Track down every line below that holds "xlabel" and copy it.

Lines of data
* * * *
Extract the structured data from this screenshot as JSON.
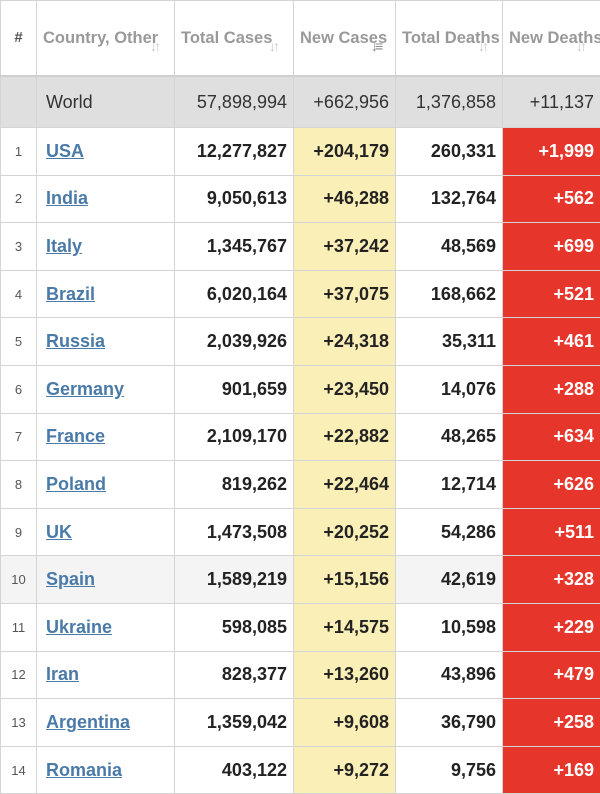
{
  "headers": {
    "rank": "#",
    "country": "Country, Other",
    "total_cases": "Total Cases",
    "new_cases": "New Cases",
    "total_deaths": "Total Deaths",
    "new_deaths": "New Deaths"
  },
  "world": {
    "name": "World",
    "total_cases": "57,898,994",
    "new_cases": "+662,956",
    "total_deaths": "1,376,858",
    "new_deaths": "+11,137"
  },
  "rows": [
    {
      "rank": "1",
      "country": "USA",
      "total_cases": "12,277,827",
      "new_cases": "+204,179",
      "total_deaths": "260,331",
      "new_deaths": "+1,999"
    },
    {
      "rank": "2",
      "country": "India",
      "total_cases": "9,050,613",
      "new_cases": "+46,288",
      "total_deaths": "132,764",
      "new_deaths": "+562"
    },
    {
      "rank": "3",
      "country": "Italy",
      "total_cases": "1,345,767",
      "new_cases": "+37,242",
      "total_deaths": "48,569",
      "new_deaths": "+699"
    },
    {
      "rank": "4",
      "country": "Brazil",
      "total_cases": "6,020,164",
      "new_cases": "+37,075",
      "total_deaths": "168,662",
      "new_deaths": "+521"
    },
    {
      "rank": "5",
      "country": "Russia",
      "total_cases": "2,039,926",
      "new_cases": "+24,318",
      "total_deaths": "35,311",
      "new_deaths": "+461"
    },
    {
      "rank": "6",
      "country": "Germany",
      "total_cases": "901,659",
      "new_cases": "+23,450",
      "total_deaths": "14,076",
      "new_deaths": "+288"
    },
    {
      "rank": "7",
      "country": "France",
      "total_cases": "2,109,170",
      "new_cases": "+22,882",
      "total_deaths": "48,265",
      "new_deaths": "+634"
    },
    {
      "rank": "8",
      "country": "Poland",
      "total_cases": "819,262",
      "new_cases": "+22,464",
      "total_deaths": "12,714",
      "new_deaths": "+626"
    },
    {
      "rank": "9",
      "country": "UK",
      "total_cases": "1,473,508",
      "new_cases": "+20,252",
      "total_deaths": "54,286",
      "new_deaths": "+511"
    },
    {
      "rank": "10",
      "country": "Spain",
      "total_cases": "1,589,219",
      "new_cases": "+15,156",
      "total_deaths": "42,619",
      "new_deaths": "+328"
    },
    {
      "rank": "11",
      "country": "Ukraine",
      "total_cases": "598,085",
      "new_cases": "+14,575",
      "total_deaths": "10,598",
      "new_deaths": "+229"
    },
    {
      "rank": "12",
      "country": "Iran",
      "total_cases": "828,377",
      "new_cases": "+13,260",
      "total_deaths": "43,896",
      "new_deaths": "+479"
    },
    {
      "rank": "13",
      "country": "Argentina",
      "total_cases": "1,359,042",
      "new_cases": "+9,608",
      "total_deaths": "36,790",
      "new_deaths": "+258"
    },
    {
      "rank": "14",
      "country": "Romania",
      "total_cases": "403,122",
      "new_cases": "+9,272",
      "total_deaths": "9,756",
      "new_deaths": "+169"
    }
  ],
  "sort": {
    "active_column": "new_cases",
    "direction": "descending"
  },
  "colors": {
    "new_cases_bg": "#fbefb8",
    "new_deaths_bg": "#e6352b",
    "link": "#4a7aa8",
    "world_bg": "#dfdfdf"
  },
  "icons": {
    "sort": "sort-arrows-icon",
    "sort_active": "sort-descending-icon"
  }
}
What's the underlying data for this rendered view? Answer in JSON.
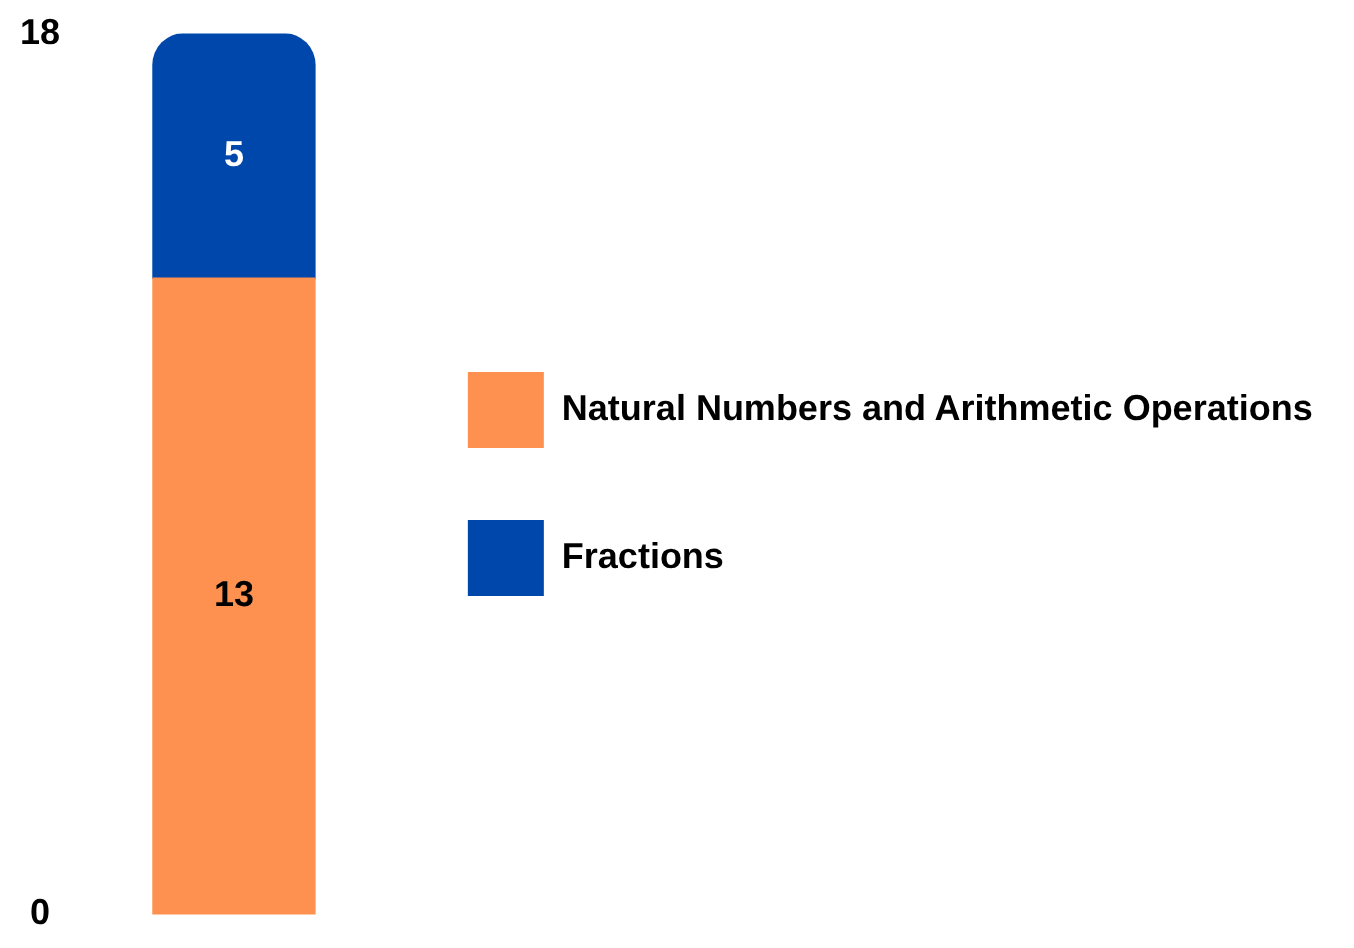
{
  "chart_data": {
    "type": "bar",
    "stacked": true,
    "categories": [
      null
    ],
    "series": [
      {
        "name": "Natural Numbers and Arithmetic Operations",
        "color": "#fe9150",
        "values": [
          13
        ]
      },
      {
        "name": "Fractions",
        "color": "#0047ab",
        "values": [
          5
        ]
      }
    ],
    "ylim": [
      0,
      18
    ],
    "yticks": [
      0,
      18
    ],
    "grid": false,
    "legend": "right",
    "data_labels": true,
    "tick_labels": "y"
  }
}
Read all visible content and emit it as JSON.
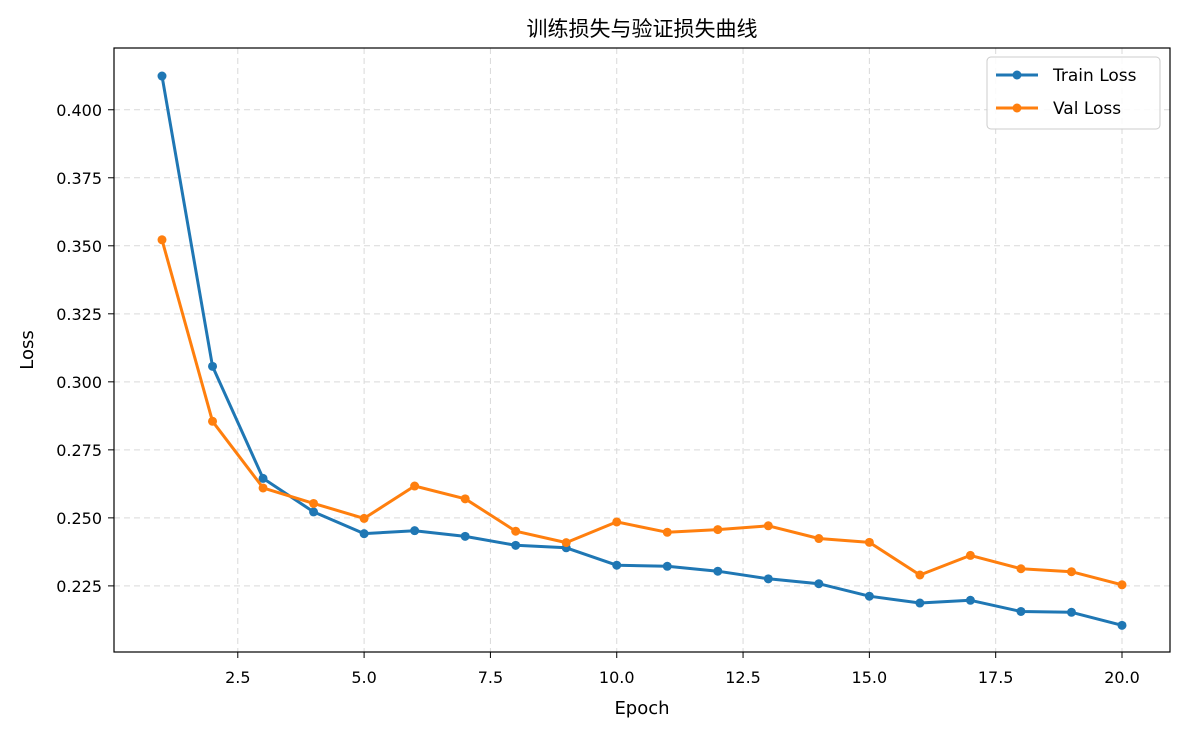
{
  "chart_data": {
    "type": "line",
    "title": "训练损失与验证损失曲线",
    "xlabel": "Epoch",
    "ylabel": "Loss",
    "xlim": [
      0.05,
      20.95
    ],
    "ylim": [
      0.2007,
      0.4227
    ],
    "xticks": [
      2.5,
      5.0,
      7.5,
      10.0,
      12.5,
      15.0,
      17.5,
      20.0
    ],
    "xtick_labels": [
      "2.5",
      "5.0",
      "7.5",
      "10.0",
      "12.5",
      "15.0",
      "17.5",
      "20.0"
    ],
    "yticks": [
      0.225,
      0.25,
      0.275,
      0.3,
      0.325,
      0.35,
      0.375,
      0.4
    ],
    "ytick_labels": [
      "0.225",
      "0.250",
      "0.275",
      "0.300",
      "0.325",
      "0.350",
      "0.375",
      "0.400"
    ],
    "grid": true,
    "legend_position": "top-right",
    "x": [
      1,
      2,
      3,
      4,
      5,
      6,
      7,
      8,
      9,
      10,
      11,
      12,
      13,
      14,
      15,
      16,
      17,
      18,
      19,
      20
    ],
    "series": [
      {
        "name": "Train Loss",
        "color": "#1f77b4",
        "values": [
          0.4124,
          0.3057,
          0.2645,
          0.2522,
          0.2442,
          0.2453,
          0.2432,
          0.2399,
          0.239,
          0.2326,
          0.2322,
          0.2304,
          0.2276,
          0.2258,
          0.2212,
          0.2187,
          0.2197,
          0.2156,
          0.2153,
          0.2105
        ]
      },
      {
        "name": "Val Loss",
        "color": "#ff7f0e",
        "values": [
          0.3522,
          0.2855,
          0.261,
          0.2553,
          0.2498,
          0.2617,
          0.257,
          0.2451,
          0.2409,
          0.2485,
          0.2447,
          0.2457,
          0.2471,
          0.2424,
          0.241,
          0.229,
          0.2362,
          0.2313,
          0.2302,
          0.2254
        ]
      }
    ]
  }
}
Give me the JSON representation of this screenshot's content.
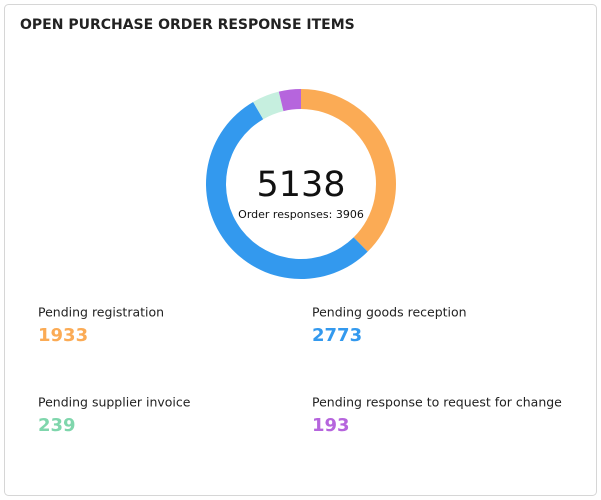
{
  "chart_data": {
    "type": "donut",
    "title": "OPEN PURCHASE ORDER RESPONSE ITEMS",
    "center_value": 5138,
    "center_label": "Order responses: 3906",
    "categories": [
      "Pending registration",
      "Pending goods reception",
      "Pending supplier invoice",
      "Pending response to request for change"
    ],
    "values": [
      1933,
      2773,
      239,
      193
    ],
    "colors": [
      "#fbab55",
      "#3399ee",
      "#c6efdf",
      "#b665dd"
    ],
    "label_colors": [
      "#fbab55",
      "#3399ee",
      "#7fd6ac",
      "#b665dd"
    ]
  }
}
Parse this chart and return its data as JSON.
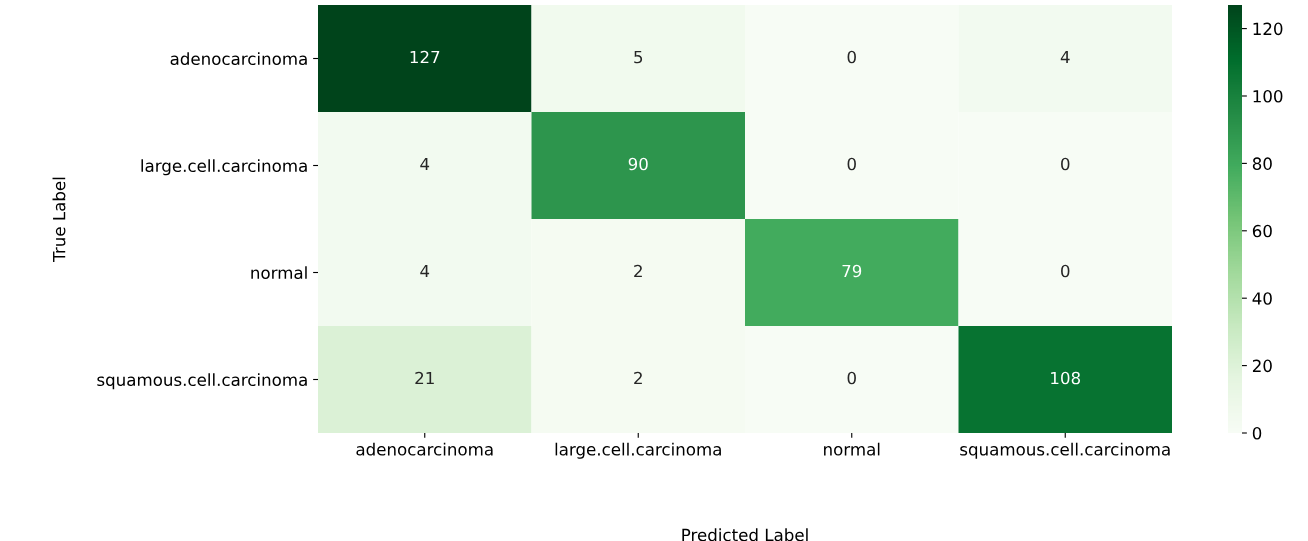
{
  "chart_data": {
    "type": "heatmap",
    "xlabel": "Predicted Label",
    "ylabel": "True Label",
    "categories": [
      "adenocarcinoma",
      "large.cell.carcinoma",
      "normal",
      "squamous.cell.carcinoma"
    ],
    "y_categories": [
      "adenocarcinoma",
      "large.cell.carcinoma",
      "normal",
      "squamous.cell.carcinoma"
    ],
    "cells": [
      [
        127,
        5,
        0,
        4
      ],
      [
        4,
        90,
        0,
        0
      ],
      [
        4,
        2,
        79,
        0
      ],
      [
        21,
        2,
        0,
        108
      ]
    ],
    "clim": [
      0,
      127
    ],
    "cticks": [
      0,
      20,
      40,
      60,
      80,
      100,
      120
    ],
    "data_labels": true
  }
}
* * * *
* RESPONSE TO THE TASK
    "xlabel": "Epoch",
    "xlabel": "Predicted Label",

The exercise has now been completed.